▸ EXERCISE OBJECTIVE:
Write each line out exactly, leaving none out.

[Data entries]

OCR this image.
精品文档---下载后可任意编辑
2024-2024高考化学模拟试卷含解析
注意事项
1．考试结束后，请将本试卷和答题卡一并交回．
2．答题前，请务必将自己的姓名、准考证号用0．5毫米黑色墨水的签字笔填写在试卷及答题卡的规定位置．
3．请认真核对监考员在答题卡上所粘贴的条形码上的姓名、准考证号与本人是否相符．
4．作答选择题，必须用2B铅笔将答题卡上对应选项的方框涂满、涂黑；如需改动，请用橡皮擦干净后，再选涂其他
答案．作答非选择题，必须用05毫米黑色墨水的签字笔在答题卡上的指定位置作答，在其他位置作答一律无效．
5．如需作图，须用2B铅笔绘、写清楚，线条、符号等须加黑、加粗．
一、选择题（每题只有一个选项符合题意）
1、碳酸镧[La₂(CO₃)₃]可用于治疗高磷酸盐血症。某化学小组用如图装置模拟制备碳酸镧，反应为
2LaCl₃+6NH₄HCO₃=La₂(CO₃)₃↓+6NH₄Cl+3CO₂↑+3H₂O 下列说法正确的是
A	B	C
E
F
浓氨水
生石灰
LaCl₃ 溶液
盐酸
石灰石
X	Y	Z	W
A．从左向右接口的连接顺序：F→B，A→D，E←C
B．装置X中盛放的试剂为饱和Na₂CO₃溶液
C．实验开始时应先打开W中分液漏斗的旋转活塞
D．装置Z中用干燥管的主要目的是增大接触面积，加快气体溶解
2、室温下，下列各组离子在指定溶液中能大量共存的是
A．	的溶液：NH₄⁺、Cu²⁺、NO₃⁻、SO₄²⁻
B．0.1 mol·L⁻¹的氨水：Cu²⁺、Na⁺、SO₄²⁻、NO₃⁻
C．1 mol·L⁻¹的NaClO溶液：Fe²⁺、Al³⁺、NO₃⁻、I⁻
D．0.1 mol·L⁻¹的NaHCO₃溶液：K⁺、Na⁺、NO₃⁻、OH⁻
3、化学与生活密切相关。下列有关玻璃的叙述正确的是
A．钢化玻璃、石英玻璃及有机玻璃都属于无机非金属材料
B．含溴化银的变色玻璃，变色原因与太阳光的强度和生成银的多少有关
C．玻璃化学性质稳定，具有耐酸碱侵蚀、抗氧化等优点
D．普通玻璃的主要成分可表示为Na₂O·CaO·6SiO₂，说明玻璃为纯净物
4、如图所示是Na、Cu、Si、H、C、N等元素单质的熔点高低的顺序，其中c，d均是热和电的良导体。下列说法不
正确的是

▸ EXERCISE RESPONSE:
OCR this image.
精品文档---下载后可任意编辑
2024-2024高考化学模拟试卷含解析
注意事项
1．考试结束后，请将本试卷和答题卡一并交回．
2．答题前，请务必将自己的姓名、准考证号用0．5毫米黑色墨水的签字笔填写在试卷及答题卡的规定位置．
3．请认真核对监考员在答题卡上所粘贴的条形码上的姓名、准考证号与本人是否相符．
4．作答选择题，必须用2B铅笔将答题卡上对应选项的方框涂满、涂黑；如需改动，请用橡皮擦干净后，再选涂其他
答案．作答非选择题，必须用05毫米黑色墨水的签字笔在答题卡上的指定位置作答，在其他位置作答一律无效．
5．如需作图，须用2B铅笔绘、写清楚，线条、符号等须加黑、加粗．
一、选择题（每题只有一个选项符合题意）
1、碳酸镧[La₂(CO₃)₃]可用于治疗高磷酸盐血症。某化学小组用如图装置模拟制备碳酸镧，反应为
2LaCl₃+6NH₄HCO₃=La₂(CO₃)₃↓+6NH₄Cl+3CO₂↑+3H₂O 下列说法正确的是
A	B	C
E
F
浓氨水
生石灰
LaCl₃ 溶液
盐酸
石灰石
X	Y	Z	W
A．从左向右接口的连接顺序：F→B，A→D，E←C
B．装置X中盛放的试剂为饱和Na₂CO₃溶液
C．实验开始时应先打开W中分液漏斗的旋转活塞
D．装置Z中用干燥管的主要目的是增大接触面积，加快气体溶解
2、室温下，下列各组离子在指定溶液中能大量共存的是
A．	的溶液：NH₄⁺、Cu²⁺、NO₃⁻、SO₄²⁻
B．0.1 mol·L⁻¹的氨水：Cu²⁺、Na⁺、SO₄²⁻、NO₃⁻
C．1 mol·L⁻¹的NaClO溶液：Fe²⁺、Al³⁺、NO₃⁻、I⁻
D．0.1 mol·L⁻¹的NaHCO₃溶液：K⁺、Na⁺、NO₃⁻、OH⁻
3、化学与生活密切相关。下列有关玻璃的叙述正确的是
A．钢化玻璃、石英玻璃及有机玻璃都属于无机非金属材料
B．含溴化银的变色玻璃，变色原因与太阳光的强度和生成银的多少有关
C．玻璃化学性质稳定，具有耐酸碱侵蚀、抗氧化等优点
D．普通玻璃的主要成分可表示为Na₂O·CaO·6SiO₂，说明玻璃为纯净物
4、如图所示是Na、Cu、Si、H、C、N等元素单质的熔点高低的顺序，其中c，d均是热和电的良导体。下列说法不
正确的是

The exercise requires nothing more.